Required task:
Find each line with the word "Інформація" in it, then give the total alone.
-- begin Records for the task --
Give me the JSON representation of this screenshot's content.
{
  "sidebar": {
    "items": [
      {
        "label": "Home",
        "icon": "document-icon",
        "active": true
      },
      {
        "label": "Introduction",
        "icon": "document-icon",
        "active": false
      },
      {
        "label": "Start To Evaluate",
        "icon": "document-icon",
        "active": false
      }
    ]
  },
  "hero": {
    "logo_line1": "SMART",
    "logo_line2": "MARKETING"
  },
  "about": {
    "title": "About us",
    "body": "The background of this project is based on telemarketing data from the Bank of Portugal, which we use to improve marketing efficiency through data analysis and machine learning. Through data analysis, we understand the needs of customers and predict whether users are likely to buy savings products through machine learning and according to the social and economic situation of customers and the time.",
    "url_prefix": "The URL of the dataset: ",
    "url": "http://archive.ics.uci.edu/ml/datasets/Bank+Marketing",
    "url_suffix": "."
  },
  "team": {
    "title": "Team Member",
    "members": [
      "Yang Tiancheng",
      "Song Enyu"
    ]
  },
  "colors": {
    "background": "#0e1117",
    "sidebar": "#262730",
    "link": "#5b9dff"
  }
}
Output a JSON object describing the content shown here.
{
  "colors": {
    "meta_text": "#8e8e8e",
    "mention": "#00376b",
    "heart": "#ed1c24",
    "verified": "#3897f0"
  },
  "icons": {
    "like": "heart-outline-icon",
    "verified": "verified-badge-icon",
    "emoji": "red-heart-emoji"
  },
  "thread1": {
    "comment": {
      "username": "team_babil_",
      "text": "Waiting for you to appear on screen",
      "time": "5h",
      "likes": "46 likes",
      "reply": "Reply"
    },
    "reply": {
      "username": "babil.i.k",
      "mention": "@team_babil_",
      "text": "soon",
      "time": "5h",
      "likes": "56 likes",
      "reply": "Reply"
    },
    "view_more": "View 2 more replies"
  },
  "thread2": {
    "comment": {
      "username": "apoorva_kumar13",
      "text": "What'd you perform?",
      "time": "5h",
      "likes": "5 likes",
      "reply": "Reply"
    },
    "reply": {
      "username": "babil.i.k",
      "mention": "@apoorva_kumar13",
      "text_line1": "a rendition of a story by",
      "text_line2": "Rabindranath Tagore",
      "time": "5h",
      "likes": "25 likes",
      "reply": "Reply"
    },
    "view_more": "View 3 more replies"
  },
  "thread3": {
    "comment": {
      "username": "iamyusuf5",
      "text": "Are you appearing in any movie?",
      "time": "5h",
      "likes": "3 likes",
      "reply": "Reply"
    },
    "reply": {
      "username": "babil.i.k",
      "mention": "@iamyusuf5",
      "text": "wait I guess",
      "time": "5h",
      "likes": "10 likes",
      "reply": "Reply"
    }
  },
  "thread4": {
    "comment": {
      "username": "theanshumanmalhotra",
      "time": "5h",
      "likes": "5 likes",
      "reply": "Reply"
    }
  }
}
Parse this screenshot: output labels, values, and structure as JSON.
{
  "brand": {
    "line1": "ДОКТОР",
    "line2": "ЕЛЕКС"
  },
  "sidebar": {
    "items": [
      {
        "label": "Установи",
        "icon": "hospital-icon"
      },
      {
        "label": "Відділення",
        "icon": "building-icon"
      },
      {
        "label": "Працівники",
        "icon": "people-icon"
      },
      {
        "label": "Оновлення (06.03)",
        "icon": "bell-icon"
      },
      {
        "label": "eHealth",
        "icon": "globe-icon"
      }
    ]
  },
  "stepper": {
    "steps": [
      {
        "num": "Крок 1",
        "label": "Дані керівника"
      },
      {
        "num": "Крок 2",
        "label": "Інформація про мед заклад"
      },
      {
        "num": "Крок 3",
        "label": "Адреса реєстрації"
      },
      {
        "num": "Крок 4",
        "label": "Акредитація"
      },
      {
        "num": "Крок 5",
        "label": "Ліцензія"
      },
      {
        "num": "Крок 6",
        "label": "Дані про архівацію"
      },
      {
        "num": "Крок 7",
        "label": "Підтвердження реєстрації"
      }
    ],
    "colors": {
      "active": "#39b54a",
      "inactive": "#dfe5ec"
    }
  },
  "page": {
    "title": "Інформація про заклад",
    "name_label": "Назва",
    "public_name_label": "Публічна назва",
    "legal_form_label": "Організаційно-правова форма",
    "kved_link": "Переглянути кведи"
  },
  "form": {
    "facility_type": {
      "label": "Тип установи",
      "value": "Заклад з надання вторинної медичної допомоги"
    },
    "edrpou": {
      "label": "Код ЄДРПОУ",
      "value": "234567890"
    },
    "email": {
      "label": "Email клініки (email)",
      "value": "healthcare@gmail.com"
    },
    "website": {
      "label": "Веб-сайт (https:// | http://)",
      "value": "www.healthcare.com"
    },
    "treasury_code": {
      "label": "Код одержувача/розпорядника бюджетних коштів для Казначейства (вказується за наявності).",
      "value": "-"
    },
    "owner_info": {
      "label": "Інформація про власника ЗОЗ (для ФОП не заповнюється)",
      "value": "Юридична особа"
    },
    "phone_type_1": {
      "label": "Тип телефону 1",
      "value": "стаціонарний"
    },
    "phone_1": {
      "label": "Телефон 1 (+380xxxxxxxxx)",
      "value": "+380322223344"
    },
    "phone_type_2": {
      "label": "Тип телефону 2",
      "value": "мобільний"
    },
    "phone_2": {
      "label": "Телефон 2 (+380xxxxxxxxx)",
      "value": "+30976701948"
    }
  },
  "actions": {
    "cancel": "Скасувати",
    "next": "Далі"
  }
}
-- end Records for the task --
Written answer:
3